Aim of the exercise. Check each line of the listing below for the string "Home", and copy the ones that have it.

Supplied records.
......
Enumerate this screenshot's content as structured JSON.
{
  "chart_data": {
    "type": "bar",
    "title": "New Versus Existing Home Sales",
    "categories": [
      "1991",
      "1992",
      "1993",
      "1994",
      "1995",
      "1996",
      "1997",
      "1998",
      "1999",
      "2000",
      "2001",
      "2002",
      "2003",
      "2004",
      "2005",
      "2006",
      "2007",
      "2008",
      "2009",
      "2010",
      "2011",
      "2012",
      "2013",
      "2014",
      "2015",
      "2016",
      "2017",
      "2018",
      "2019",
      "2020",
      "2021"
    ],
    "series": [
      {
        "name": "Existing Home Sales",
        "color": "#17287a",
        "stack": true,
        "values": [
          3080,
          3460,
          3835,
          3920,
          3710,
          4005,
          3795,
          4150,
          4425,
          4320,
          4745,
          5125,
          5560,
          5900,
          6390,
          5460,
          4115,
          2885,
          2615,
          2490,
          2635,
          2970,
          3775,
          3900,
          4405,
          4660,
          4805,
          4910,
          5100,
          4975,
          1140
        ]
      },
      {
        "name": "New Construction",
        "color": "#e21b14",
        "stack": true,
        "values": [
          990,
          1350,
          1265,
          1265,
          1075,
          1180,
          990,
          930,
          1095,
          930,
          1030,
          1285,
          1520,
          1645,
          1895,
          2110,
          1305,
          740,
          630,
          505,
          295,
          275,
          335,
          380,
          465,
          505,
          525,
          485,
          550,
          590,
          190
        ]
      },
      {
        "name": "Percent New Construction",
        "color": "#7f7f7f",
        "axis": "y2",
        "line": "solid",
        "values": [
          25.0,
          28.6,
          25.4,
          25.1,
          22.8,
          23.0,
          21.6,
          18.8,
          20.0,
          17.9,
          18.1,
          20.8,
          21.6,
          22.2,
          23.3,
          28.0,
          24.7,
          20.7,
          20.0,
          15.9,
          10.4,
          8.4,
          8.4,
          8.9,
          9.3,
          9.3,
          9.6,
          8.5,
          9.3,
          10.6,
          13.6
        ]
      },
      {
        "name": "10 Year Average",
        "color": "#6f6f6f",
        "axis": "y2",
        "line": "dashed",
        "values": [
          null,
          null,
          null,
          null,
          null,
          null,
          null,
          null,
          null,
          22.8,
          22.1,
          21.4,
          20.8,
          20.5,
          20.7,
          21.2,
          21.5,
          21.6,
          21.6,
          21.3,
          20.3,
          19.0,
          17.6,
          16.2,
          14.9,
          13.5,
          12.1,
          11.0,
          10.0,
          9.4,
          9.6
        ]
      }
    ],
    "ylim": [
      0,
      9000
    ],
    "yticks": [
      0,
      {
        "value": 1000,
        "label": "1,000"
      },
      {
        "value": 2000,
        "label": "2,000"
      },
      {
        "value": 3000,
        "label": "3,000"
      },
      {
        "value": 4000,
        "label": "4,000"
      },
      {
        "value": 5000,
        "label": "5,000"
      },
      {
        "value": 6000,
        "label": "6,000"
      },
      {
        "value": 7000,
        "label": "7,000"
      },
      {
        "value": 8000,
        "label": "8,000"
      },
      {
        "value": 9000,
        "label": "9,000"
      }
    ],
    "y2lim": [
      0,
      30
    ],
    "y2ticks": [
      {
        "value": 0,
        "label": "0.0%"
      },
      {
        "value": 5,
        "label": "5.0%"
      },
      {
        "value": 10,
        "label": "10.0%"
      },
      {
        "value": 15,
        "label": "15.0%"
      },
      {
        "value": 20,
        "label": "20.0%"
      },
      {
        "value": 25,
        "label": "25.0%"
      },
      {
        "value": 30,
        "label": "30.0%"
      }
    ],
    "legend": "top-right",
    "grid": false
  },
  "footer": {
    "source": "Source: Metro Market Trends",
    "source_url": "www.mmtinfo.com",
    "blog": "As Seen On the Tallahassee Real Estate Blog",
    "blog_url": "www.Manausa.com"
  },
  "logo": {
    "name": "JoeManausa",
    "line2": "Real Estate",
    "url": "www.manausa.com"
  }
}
......
The reply.
    "title": "New Versus Existing Home Sales",
        "name": "Existing Home Sales",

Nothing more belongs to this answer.